Emit the entire listing verbatim.

----

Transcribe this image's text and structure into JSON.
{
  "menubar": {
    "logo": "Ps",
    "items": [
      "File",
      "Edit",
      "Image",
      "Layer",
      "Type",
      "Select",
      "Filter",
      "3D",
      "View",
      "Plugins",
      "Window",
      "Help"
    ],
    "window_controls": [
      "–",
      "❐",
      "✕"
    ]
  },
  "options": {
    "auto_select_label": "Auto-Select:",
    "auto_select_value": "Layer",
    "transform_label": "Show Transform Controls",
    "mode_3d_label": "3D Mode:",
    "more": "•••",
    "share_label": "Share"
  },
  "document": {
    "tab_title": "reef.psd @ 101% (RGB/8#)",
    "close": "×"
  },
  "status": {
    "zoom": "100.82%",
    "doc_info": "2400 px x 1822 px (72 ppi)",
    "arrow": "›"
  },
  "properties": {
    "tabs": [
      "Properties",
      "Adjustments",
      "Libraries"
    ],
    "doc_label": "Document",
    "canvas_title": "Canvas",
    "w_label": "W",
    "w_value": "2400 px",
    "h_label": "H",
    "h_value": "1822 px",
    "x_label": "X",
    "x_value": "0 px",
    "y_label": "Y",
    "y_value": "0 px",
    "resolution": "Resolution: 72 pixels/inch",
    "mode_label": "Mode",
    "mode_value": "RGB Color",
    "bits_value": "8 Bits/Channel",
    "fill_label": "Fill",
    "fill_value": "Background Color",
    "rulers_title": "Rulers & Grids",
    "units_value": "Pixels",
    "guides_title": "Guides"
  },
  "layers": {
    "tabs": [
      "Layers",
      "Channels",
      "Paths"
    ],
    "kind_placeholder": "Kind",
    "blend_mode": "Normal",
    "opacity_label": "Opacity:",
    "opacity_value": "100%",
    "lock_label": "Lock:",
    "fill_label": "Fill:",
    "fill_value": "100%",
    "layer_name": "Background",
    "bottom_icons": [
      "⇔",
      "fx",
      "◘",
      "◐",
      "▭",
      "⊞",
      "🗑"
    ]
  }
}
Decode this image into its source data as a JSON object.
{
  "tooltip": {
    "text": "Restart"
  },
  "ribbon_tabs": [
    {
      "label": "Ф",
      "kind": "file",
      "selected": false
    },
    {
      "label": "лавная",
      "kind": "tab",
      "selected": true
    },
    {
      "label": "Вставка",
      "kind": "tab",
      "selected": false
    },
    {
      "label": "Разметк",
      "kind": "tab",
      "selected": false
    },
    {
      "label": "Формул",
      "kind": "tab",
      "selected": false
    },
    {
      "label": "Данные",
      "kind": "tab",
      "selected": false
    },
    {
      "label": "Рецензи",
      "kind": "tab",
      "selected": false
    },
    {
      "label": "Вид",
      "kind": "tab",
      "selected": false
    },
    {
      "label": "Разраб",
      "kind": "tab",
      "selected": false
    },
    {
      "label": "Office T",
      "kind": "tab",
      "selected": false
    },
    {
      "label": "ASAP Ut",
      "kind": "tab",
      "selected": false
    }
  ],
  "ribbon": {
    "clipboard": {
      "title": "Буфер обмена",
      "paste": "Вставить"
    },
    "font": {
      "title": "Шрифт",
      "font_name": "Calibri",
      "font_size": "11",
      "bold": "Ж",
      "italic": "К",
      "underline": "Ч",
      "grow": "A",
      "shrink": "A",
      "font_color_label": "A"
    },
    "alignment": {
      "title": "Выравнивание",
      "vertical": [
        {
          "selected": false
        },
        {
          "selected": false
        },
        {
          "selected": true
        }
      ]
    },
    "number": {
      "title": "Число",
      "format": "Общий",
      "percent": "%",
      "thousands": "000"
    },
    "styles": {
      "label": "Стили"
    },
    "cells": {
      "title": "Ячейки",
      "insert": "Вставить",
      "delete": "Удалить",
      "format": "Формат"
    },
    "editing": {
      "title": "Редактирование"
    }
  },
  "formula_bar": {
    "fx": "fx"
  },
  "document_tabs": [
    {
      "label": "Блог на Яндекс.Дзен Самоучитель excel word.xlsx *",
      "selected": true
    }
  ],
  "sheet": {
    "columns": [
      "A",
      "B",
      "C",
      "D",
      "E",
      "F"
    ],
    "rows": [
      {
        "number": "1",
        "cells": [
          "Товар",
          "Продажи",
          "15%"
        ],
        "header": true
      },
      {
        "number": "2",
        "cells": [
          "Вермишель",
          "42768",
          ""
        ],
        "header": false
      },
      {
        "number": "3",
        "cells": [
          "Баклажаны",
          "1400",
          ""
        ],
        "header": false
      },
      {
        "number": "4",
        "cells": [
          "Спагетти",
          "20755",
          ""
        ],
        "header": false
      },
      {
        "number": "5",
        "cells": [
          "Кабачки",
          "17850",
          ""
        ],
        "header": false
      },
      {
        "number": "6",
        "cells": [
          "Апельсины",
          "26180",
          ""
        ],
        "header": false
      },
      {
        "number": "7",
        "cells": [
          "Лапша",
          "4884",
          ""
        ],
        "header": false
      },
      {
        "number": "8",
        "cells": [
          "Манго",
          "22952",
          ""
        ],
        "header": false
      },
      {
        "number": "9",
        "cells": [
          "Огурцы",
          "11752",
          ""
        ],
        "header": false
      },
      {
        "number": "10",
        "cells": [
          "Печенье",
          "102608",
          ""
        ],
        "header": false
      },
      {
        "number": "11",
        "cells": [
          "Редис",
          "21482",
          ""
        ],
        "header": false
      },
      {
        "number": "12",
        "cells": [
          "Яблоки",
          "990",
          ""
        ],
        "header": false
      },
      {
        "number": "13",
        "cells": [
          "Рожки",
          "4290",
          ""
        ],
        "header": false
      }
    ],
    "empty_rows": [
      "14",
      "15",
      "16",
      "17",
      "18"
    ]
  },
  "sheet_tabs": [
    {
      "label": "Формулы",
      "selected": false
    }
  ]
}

----

**Result**
Transcribe this image's text and structure into JSON.
{
  "menubar": {
    "logo": "Ps",
    "items": [
      "File",
      "Edit",
      "Image",
      "Layer",
      "Type",
      "Select",
      "Filter",
      "3D",
      "View",
      "Plugins",
      "Window",
      "Help"
    ],
    "window_controls": [
      "–",
      "❐",
      "✕"
    ]
  },
  "options": {
    "auto_select_label": "Auto-Select:",
    "auto_select_value": "Layer",
    "transform_label": "Show Transform Controls",
    "mode_3d_label": "3D Mode:",
    "more": "•••",
    "share_label": "Share"
  },
  "document": {
    "tab_title": "reef.psd @ 101% (RGB/8#)",
    "close": "×"
  },
  "status": {
    "zoom": "100.82%",
    "doc_info": "2400 px x 1822 px (72 ppi)",
    "arrow": "›"
  },
  "properties": {
    "tabs": [
      "Properties",
      "Adjustments",
      "Libraries"
    ],
    "doc_label": "Document",
    "canvas_title": "Canvas",
    "w_label": "W",
    "w_value": "2400 px",
    "h_label": "H",
    "h_value": "1822 px",
    "x_label": "X",
    "x_value": "0 px",
    "y_label": "Y",
    "y_value": "0 px",
    "resolution": "Resolution: 72 pixels/inch",
    "mode_label": "Mode",
    "mode_value": "RGB Color",
    "bits_value": "8 Bits/Channel",
    "fill_label": "Fill",
    "fill_value": "Background Color",
    "rulers_title": "Rulers & Grids",
    "units_value": "Pixels",
    "guides_title": "Guides"
  },
  "layers": {
    "tabs": [
      "Layers",
      "Channels",
      "Paths"
    ],
    "kind_placeholder": "Kind",
    "blend_mode": "Normal",
    "opacity_label": "Opacity:",
    "opacity_value": "100%",
    "lock_label": "Lock:",
    "fill_label": "Fill:",
    "fill_value": "100%",
    "layer_name": "Background",
    "bottom_icons": [
      "⇔",
      "fx",
      "◘",
      "◐",
      "▭",
      "⊞",
      "🗑"
    ]
  }
}
Decode this image into its source data as a JSON object.
{
  "tooltip": {
    "text": "Restart"
  },
  "ribbon_tabs": [
    {
      "label": "Ф",
      "kind": "file",
      "selected": false
    },
    {
      "label": "лавная",
      "kind": "tab",
      "selected": true
    },
    {
      "label": "Вставка",
      "kind": "tab",
      "selected": false
    },
    {
      "label": "Разметк",
      "kind": "tab",
      "selected": false
    },
    {
      "label": "Формул",
      "kind": "tab",
      "selected": false
    },
    {
      "label": "Данные",
      "kind": "tab",
      "selected": false
    },
    {
      "label": "Рецензи",
      "kind": "tab",
      "selected": false
    },
    {
      "label": "Вид",
      "kind": "tab",
      "selected": false
    },
    {
      "label": "Разраб",
      "kind": "tab",
      "selected": false
    },
    {
      "label": "Office T",
      "kind": "tab",
      "selected": false
    },
    {
      "label": "ASAP Ut",
      "kind": "tab",
      "selected": false
    }
  ],
  "ribbon": {
    "clipboard": {
      "title": "Буфер обмена",
      "paste": "Вставить"
    },
    "font": {
      "title": "Шрифт",
      "font_name": "Calibri",
      "font_size": "11",
      "bold": "Ж",
      "italic": "К",
      "underline": "Ч",
      "grow": "A",
      "shrink": "A",
      "font_color_label": "A"
    },
    "alignment": {
      "title": "Выравнивание",
      "vertical": [
        {
          "selected": false
        },
        {
          "selected": false
        },
        {
          "selected": true
        }
      ]
    },
    "number": {
      "title": "Число",
      "format": "Общий",
      "percent": "%",
      "thousands": "000"
    },
    "styles": {
      "label": "Стили"
    },
    "cells": {
      "title": "Ячейки",
      "insert": "Вставить",
      "delete": "Удалить",
      "format": "Формат"
    },
    "editing": {
      "title": "Редактирование"
    }
  },
  "formula_bar": {
    "fx": "fx"
  },
  "document_tabs": [
    {
      "label": "Блог на Яндекс.Дзен Самоучитель excel word.xlsx *",
      "selected": true
    }
  ],
  "sheet": {
    "columns": [
      "A",
      "B",
      "C",
      "D",
      "E",
      "F"
    ],
    "rows": [
      {
        "number": "1",
        "cells": [
          "Товар",
          "Продажи",
          "15%"
        ],
        "header": true
      },
      {
        "number": "2",
        "cells": [
          "Вермишель",
          "42768",
          ""
        ],
        "header": false
      },
      {
        "number": "3",
        "cells": [
          "Баклажаны",
          "1400",
          ""
        ],
        "header": false
      },
      {
        "number": "4",
        "cells": [
          "Спагетти",
          "20755",
          ""
        ],
        "header": false
      },
      {
        "number": "5",
        "cells": [
          "Кабачки",
          "17850",
          ""
        ],
        "header": false
      },
      {
        "number": "6",
        "cells": [
          "Апельсины",
          "26180",
          ""
        ],
        "header": false
      },
      {
        "number": "7",
        "cells": [
          "Лапша",
          "4884",
          ""
        ],
        "header": false
      },
      {
        "number": "8",
        "cells": [
          "Манго",
          "22952",
          ""
        ],
        "header": false
      },
      {
        "number": "9",
        "cells": [
          "Огурцы",
          "11752",
          ""
        ],
        "header": false
      },
      {
        "number": "10",
        "cells": [
          "Печенье",
          "102608",
          ""
        ],
        "header": false
      },
      {
        "number": "11",
        "cells": [
          "Редис",
          "21482",
          ""
        ],
        "header": false
      },
      {
        "number": "12",
        "cells": [
          "Яблоки",
          "990",
          ""
        ],
        "header": false
      },
      {
        "number": "13",
        "cells": [
          "Рожки",
          "4290",
          ""
        ],
        "header": false
      }
    ],
    "empty_rows": [
      "14",
      "15",
      "16",
      "17",
      "18"
    ]
  },
  "sheet_tabs": [
    {
      "label": "Формулы",
      "selected": false
    }
  ]
}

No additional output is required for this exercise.